• Work to complete
Repeat the material verbatim and drop the pictures.
───── Exercise data ─────
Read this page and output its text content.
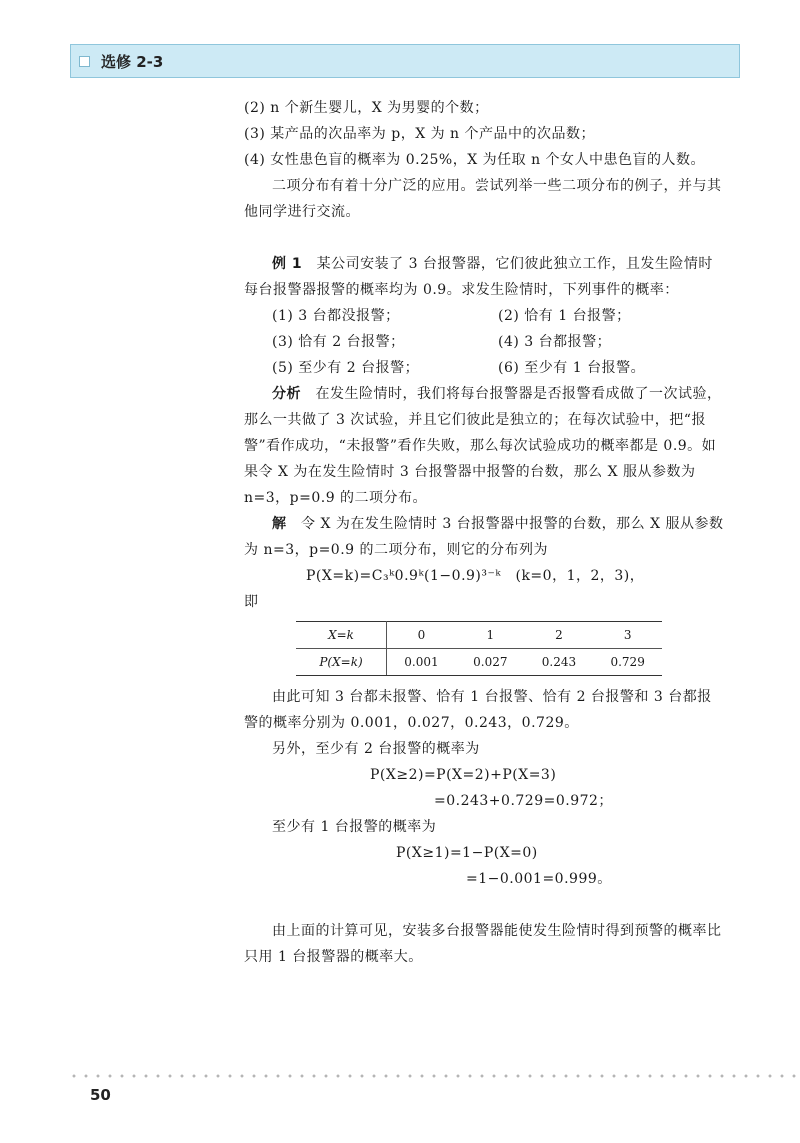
选修 2-3

(2) n 个新生婴儿，X 为男婴的个数；

(3) 某产品的次品率为 p，X 为 n 个产品中的次品数；

(4) 女性患色盲的概率为 0.25%，X 为任取 n 个女人中患色盲的人数。

二项分布有着十分广泛的应用。尝试列举一些二项分布的例子，并与其他同学进行交流。

例 1　 某公司安装了 3 台报警器，它们彼此独立工作，且发生险情时每台报警器报警的概率均为 0.9。求发生险情时，下列事件的概率：

(1) 3 台都没报警；	(2) 恰有 1 台报警；
(3) 恰有 2 台报警；	(4) 3 台都报警；
(5) 至少有 2 台报警；	(6) 至少有 1 台报警。

分析　 在发生险情时，我们将每台报警器是否报警看成做了一次试验，那么一共做了 3 次试验，并且它们彼此是独立的；在每次试验中，把“报警”看作成功，“未报警”看作失败，那么每次试验成功的概率都是 0.9。如果令 X 为在发生险情时 3 台报警器中报警的台数，那么 X 服从参数为 n=3，p=0.9 的二项分布。

解　 令 X 为在发生险情时 3 台报警器中报警的台数，那么 X 服从参数为 n=3，p=0.9 的二项分布，则它的分布列为

P(X=k)=C₃ᵏ0.9ᵏ(1−0.9)³⁻ᵏ　(k=0，1，2，3)，

即

X=k	0	1	2	3
P(X=k)	0.001	0.027	0.243	0.729

由此可知 3 台都未报警、恰有 1 台报警、恰有 2 台报警和 3 台都报警的概率分别为 0.001，0.027，0.243，0.729。

另外，至少有 2 台报警的概率为

P(X≥2)=P(X=2)+P(X=3)

=0.243+0.729=0.972；

至少有 1 台报警的概率为

P(X≥1)=1−P(X=0)

=1−0.001=0.999。

由上面的计算可见，安装多台报警器能使发生险情时得到预警的概率比只用 1 台报警器的概率大。

50
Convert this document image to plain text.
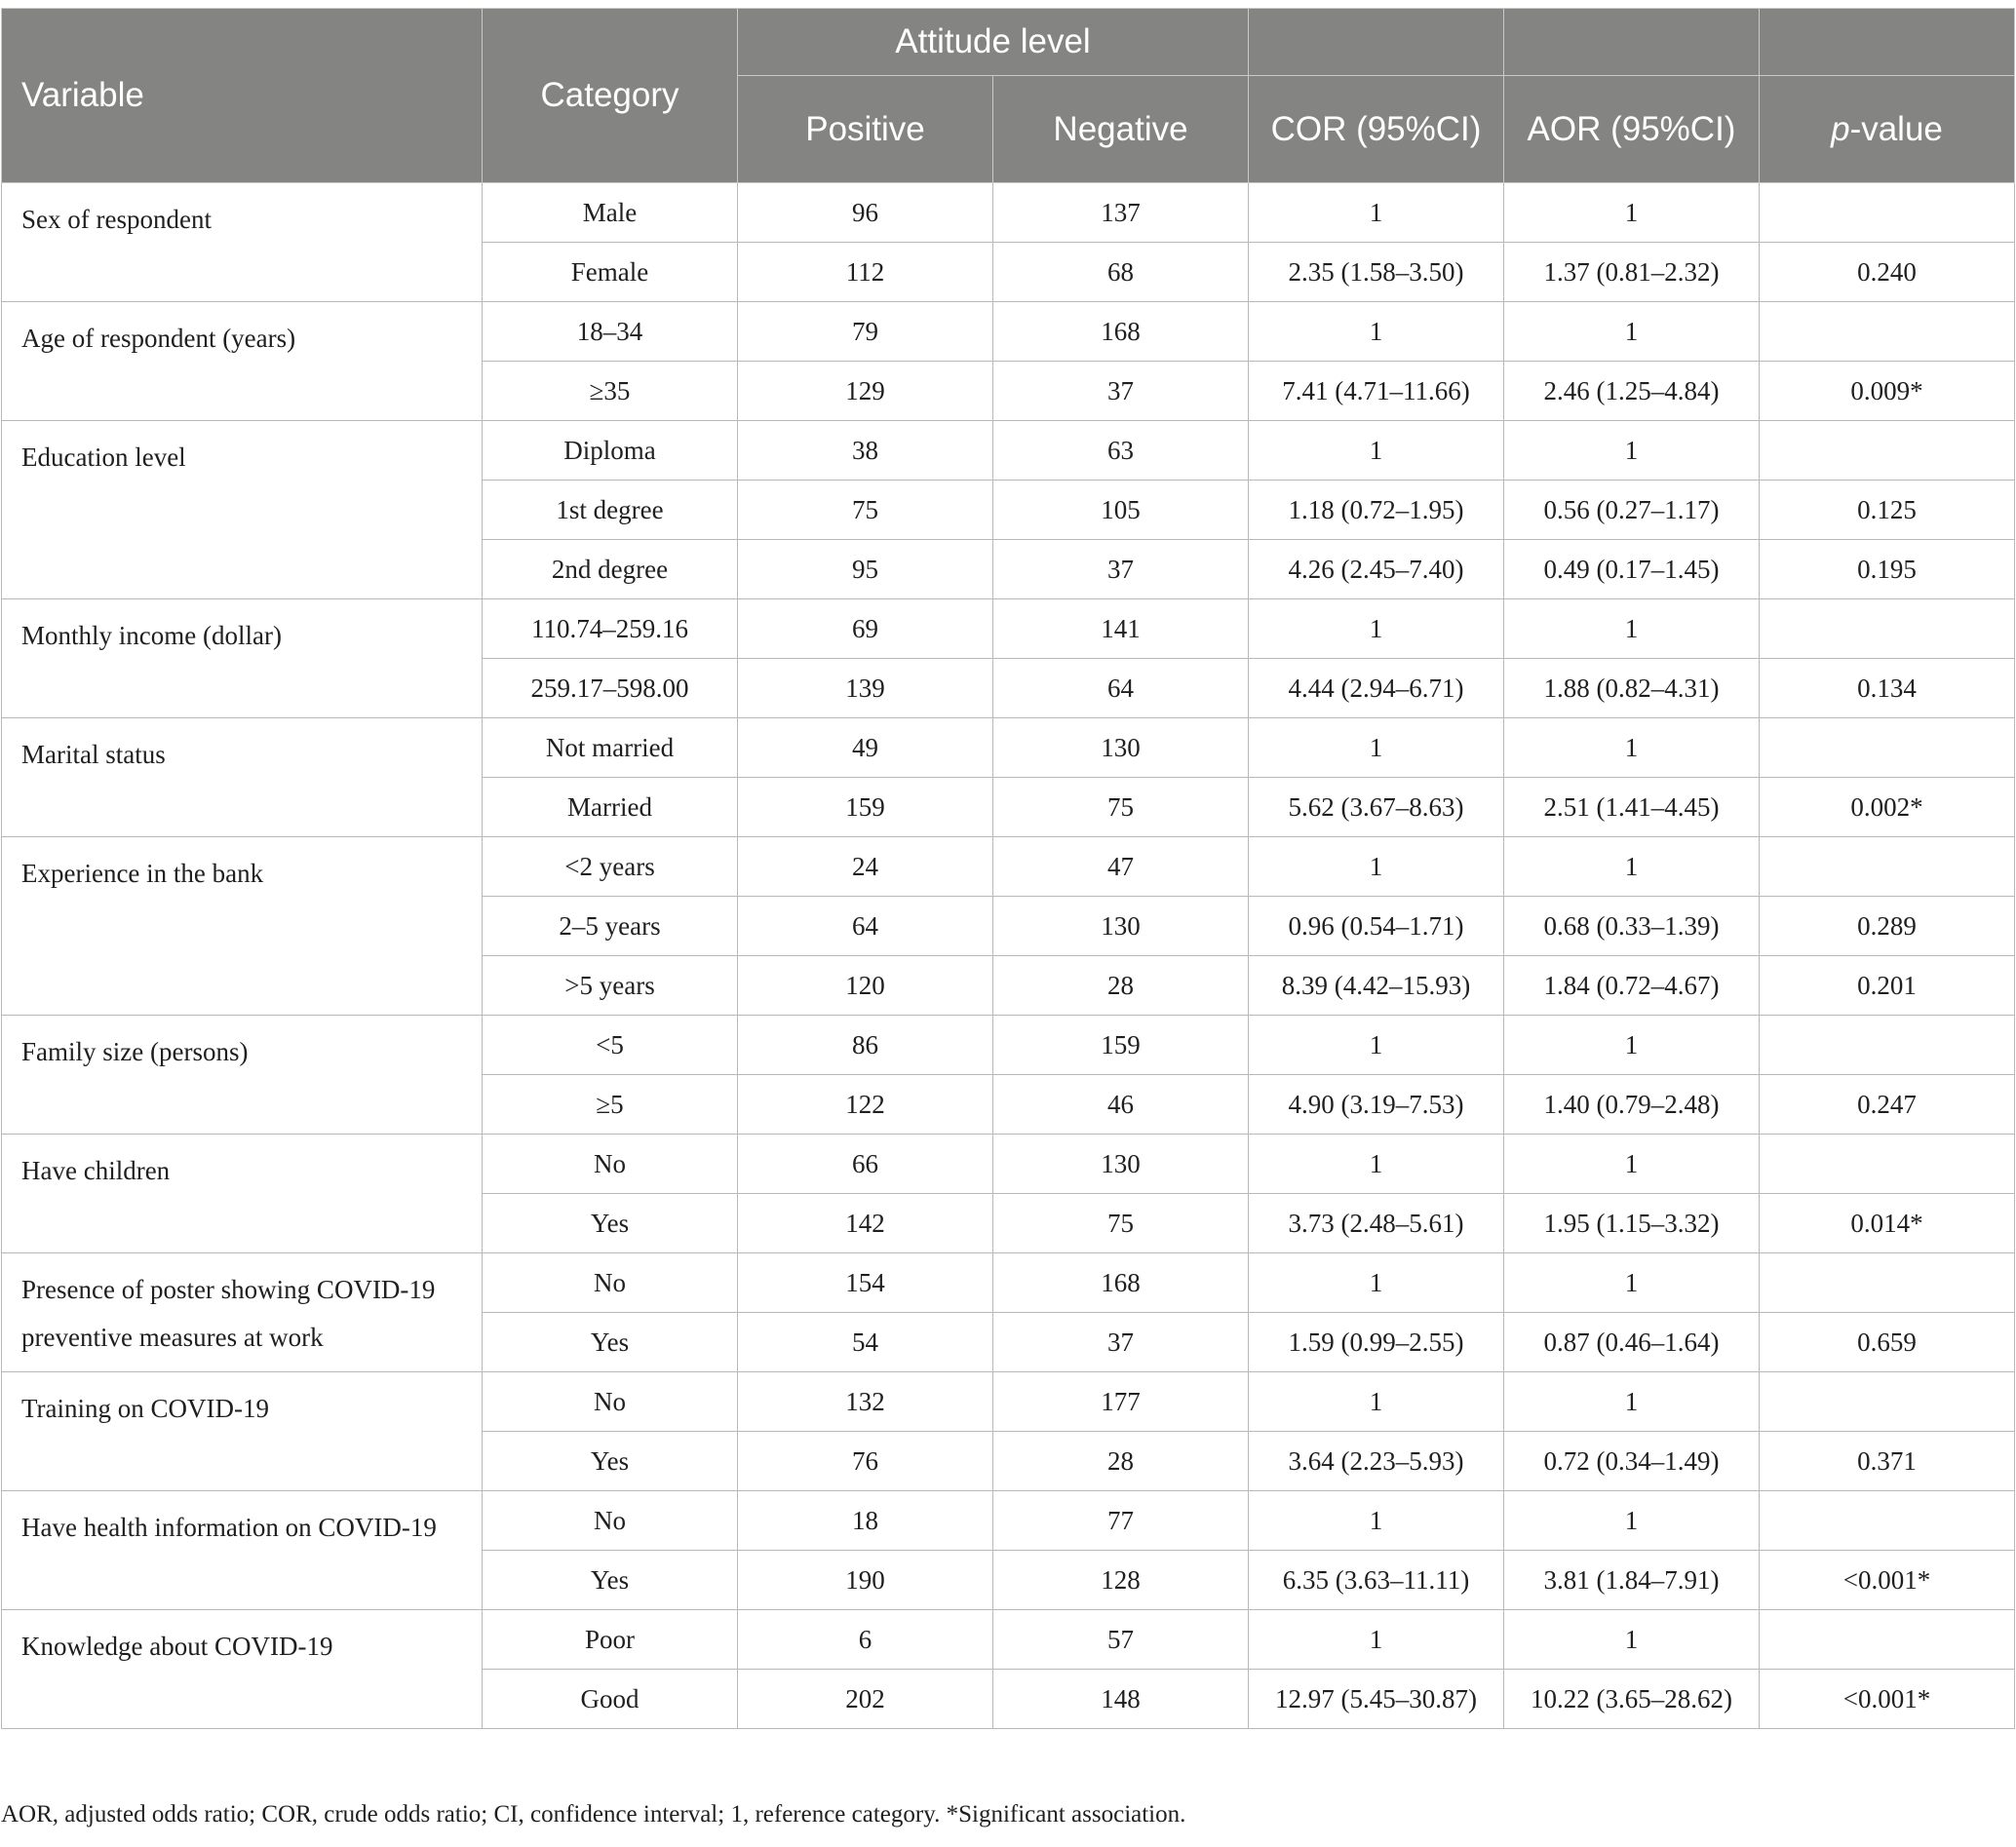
Variable	Category	Attitude level				
		Positive	Negative	COR (95%CI)	AOR (95%CI)	p-value
Sex of respondent	Male	96	137	1	1	
	Female	112	68	2.35 (1.58–3.50)	1.37 (0.81–2.32)	0.240
Age of respondent (years)	18–34	79	168	1	1	
	≥35	129	37	7.41 (4.71–11.66)	2.46 (1.25–4.84)	0.009*
Education level	Diploma	38	63	1	1	
	1st degree	75	105	1.18 (0.72–1.95)	0.56 (0.27–1.17)	0.125
	2nd degree	95	37	4.26 (2.45–7.40)	0.49 (0.17–1.45)	0.195
Monthly income (dollar)	110.74–259.16	69	141	1	1	
	259.17–598.00	139	64	4.44 (2.94–6.71)	1.88 (0.82–4.31)	0.134
Marital status	Not married	49	130	1	1	
	Married	159	75	5.62 (3.67–8.63)	2.51 (1.41–4.45)	0.002*
Experience in the bank	<2 years	24	47	1	1	
	2–5 years	64	130	0.96 (0.54–1.71)	0.68 (0.33–1.39)	0.289
	>5 years	120	28	8.39 (4.42–15.93)	1.84 (0.72–4.67)	0.201
Family size (persons)	<5	86	159	1	1	
	≥5	122	46	4.90 (3.19–7.53)	1.40 (0.79–2.48)	0.247
Have children	No	66	130	1	1	
	Yes	142	75	3.73 (2.48–5.61)	1.95 (1.15–3.32)	0.014*
Presence of poster showing COVID-19 preventive measures at work	No	154	168	1	1	
	Yes	54	37	1.59 (0.99–2.55)	0.87 (0.46–1.64)	0.659
Training on COVID-19	No	132	177	1	1	
	Yes	76	28	3.64 (2.23–5.93)	0.72 (0.34–1.49)	0.371
Have health information on COVID-19	No	18	77	1	1	
	Yes	190	128	6.35 (3.63–11.11)	3.81 (1.84–7.91)	<0.001*
Knowledge about COVID-19	Poor	6	57	1	1	
	Good	202	148	12.97 (5.45–30.87)	10.22 (3.65–28.62)	<0.001*
AOR, adjusted odds ratio; COR, crude odds ratio; CI, confidence interval; 1, reference category. *Significant association.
─────
• Response to the task
Read this page and output its text content.
选修 2-3

(2) n 个新生婴儿，X 为男婴的个数；

(3) 某产品的次品率为 p，X 为 n 个产品中的次品数；

(4) 女性患色盲的概率为 0.25%，X 为任取 n 个女人中患色盲的人数。

二项分布有着十分广泛的应用。尝试列举一些二项分布的例子，并与其他同学进行交流。

例 1　 某公司安装了 3 台报警器，它们彼此独立工作，且发生险情时每台报警器报警的概率均为 0.9。求发生险情时，下列事件的概率：

(1) 3 台都没报警；	(2) 恰有 1 台报警；
(3) 恰有 2 台报警；	(4) 3 台都报警；
(5) 至少有 2 台报警；	(6) 至少有 1 台报警。

分析　 在发生险情时，我们将每台报警器是否报警看成做了一次试验，那么一共做了 3 次试验，并且它们彼此是独立的；在每次试验中，把“报警”看作成功，“未报警”看作失败，那么每次试验成功的概率都是 0.9。如果令 X 为在发生险情时 3 台报警器中报警的台数，那么 X 服从参数为 n=3，p=0.9 的二项分布。

解　 令 X 为在发生险情时 3 台报警器中报警的台数，那么 X 服从参数为 n=3，p=0.9 的二项分布，则它的分布列为

P(X=k)=C₃ᵏ0.9ᵏ(1−0.9)³⁻ᵏ　(k=0，1，2，3)，

即

X=k	0	1	2	3
P(X=k)	0.001	0.027	0.243	0.729

由此可知 3 台都未报警、恰有 1 台报警、恰有 2 台报警和 3 台都报警的概率分别为 0.001，0.027，0.243，0.729。

另外，至少有 2 台报警的概率为

P(X≥2)=P(X=2)+P(X=3)

=0.243+0.729=0.972；

至少有 1 台报警的概率为

P(X≥1)=1−P(X=0)

=1−0.001=0.999。

由上面的计算可见，安装多台报警器能使发生险情时得到预警的概率比只用 1 台报警器的概率大。

50
Convert this document image to plain text.
Variable	Category	Attitude level				
		Positive	Negative	COR (95%CI)	AOR (95%CI)	p-value
Sex of respondent	Male	96	137	1	1	
	Female	112	68	2.35 (1.58–3.50)	1.37 (0.81–2.32)	0.240
Age of respondent (years)	18–34	79	168	1	1	
	≥35	129	37	7.41 (4.71–11.66)	2.46 (1.25–4.84)	0.009*
Education level	Diploma	38	63	1	1	
	1st degree	75	105	1.18 (0.72–1.95)	0.56 (0.27–1.17)	0.125
	2nd degree	95	37	4.26 (2.45–7.40)	0.49 (0.17–1.45)	0.195
Monthly income (dollar)	110.74–259.16	69	141	1	1	
	259.17–598.00	139	64	4.44 (2.94–6.71)	1.88 (0.82–4.31)	0.134
Marital status	Not married	49	130	1	1	
	Married	159	75	5.62 (3.67–8.63)	2.51 (1.41–4.45)	0.002*
Experience in the bank	<2 years	24	47	1	1	
	2–5 years	64	130	0.96 (0.54–1.71)	0.68 (0.33–1.39)	0.289
	>5 years	120	28	8.39 (4.42–15.93)	1.84 (0.72–4.67)	0.201
Family size (persons)	<5	86	159	1	1	
	≥5	122	46	4.90 (3.19–7.53)	1.40 (0.79–2.48)	0.247
Have children	No	66	130	1	1	
	Yes	142	75	3.73 (2.48–5.61)	1.95 (1.15–3.32)	0.014*
Presence of poster showing COVID-19 preventive measures at work	No	154	168	1	1	
	Yes	54	37	1.59 (0.99–2.55)	0.87 (0.46–1.64)	0.659
Training on COVID-19	No	132	177	1	1	
	Yes	76	28	3.64 (2.23–5.93)	0.72 (0.34–1.49)	0.371
Have health information on COVID-19	No	18	77	1	1	
	Yes	190	128	6.35 (3.63–11.11)	3.81 (1.84–7.91)	<0.001*
Knowledge about COVID-19	Poor	6	57	1	1	
	Good	202	148	12.97 (5.45–30.87)	10.22 (3.65–28.62)	<0.001*
AOR, adjusted odds ratio; COR, crude odds ratio; CI, confidence interval; 1, reference category. *Significant association.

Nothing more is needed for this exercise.